:: WORK TO BE COMPLETED ::
Exactly reproduce each line of the listing that follows.

(Recorded data)

◇ ◇ ◇ ◇ ◇

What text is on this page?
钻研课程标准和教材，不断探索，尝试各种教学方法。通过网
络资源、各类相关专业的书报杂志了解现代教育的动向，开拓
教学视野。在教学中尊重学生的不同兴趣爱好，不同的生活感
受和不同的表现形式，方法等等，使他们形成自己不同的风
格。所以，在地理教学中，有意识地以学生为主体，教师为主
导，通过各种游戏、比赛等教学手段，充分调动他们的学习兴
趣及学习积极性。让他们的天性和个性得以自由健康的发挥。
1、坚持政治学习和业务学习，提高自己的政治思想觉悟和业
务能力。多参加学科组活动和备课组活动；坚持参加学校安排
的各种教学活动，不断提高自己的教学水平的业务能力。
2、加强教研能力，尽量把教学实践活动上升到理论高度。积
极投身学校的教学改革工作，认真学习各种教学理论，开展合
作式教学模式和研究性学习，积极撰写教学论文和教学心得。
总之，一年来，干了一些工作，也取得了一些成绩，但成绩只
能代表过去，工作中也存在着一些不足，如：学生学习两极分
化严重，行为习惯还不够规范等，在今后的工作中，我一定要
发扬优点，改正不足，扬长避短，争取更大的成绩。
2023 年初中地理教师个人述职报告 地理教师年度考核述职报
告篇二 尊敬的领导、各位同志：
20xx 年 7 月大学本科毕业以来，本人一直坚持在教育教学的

◇ ◇ ◇ ◇ ◇

:: FINAL RESULT ::
What text is on this page?
钻研课程标准和教材，不断探索，尝试各种教学方法。通过网
络资源、各类相关专业的书报杂志了解现代教育的动向，开拓
教学视野。在教学中尊重学生的不同兴趣爱好，不同的生活感
受和不同的表现形式，方法等等，使他们形成自己不同的风
格。所以，在地理教学中，有意识地以学生为主体，教师为主
导，通过各种游戏、比赛等教学手段，充分调动他们的学习兴
趣及学习积极性。让他们的天性和个性得以自由健康的发挥。
1、坚持政治学习和业务学习，提高自己的政治思想觉悟和业
务能力。多参加学科组活动和备课组活动；坚持参加学校安排
的各种教学活动，不断提高自己的教学水平的业务能力。
2、加强教研能力，尽量把教学实践活动上升到理论高度。积
极投身学校的教学改革工作，认真学习各种教学理论，开展合
作式教学模式和研究性学习，积极撰写教学论文和教学心得。
总之，一年来，干了一些工作，也取得了一些成绩，但成绩只
能代表过去，工作中也存在着一些不足，如：学生学习两极分
化严重，行为习惯还不够规范等，在今后的工作中，我一定要
发扬优点，改正不足，扬长避短，争取更大的成绩。
2023 年初中地理教师个人述职报告 地理教师年度考核述职报
告篇二 尊敬的领导、各位同志：
20xx 年 7 月大学本科毕业以来，本人一直坚持在教育教学的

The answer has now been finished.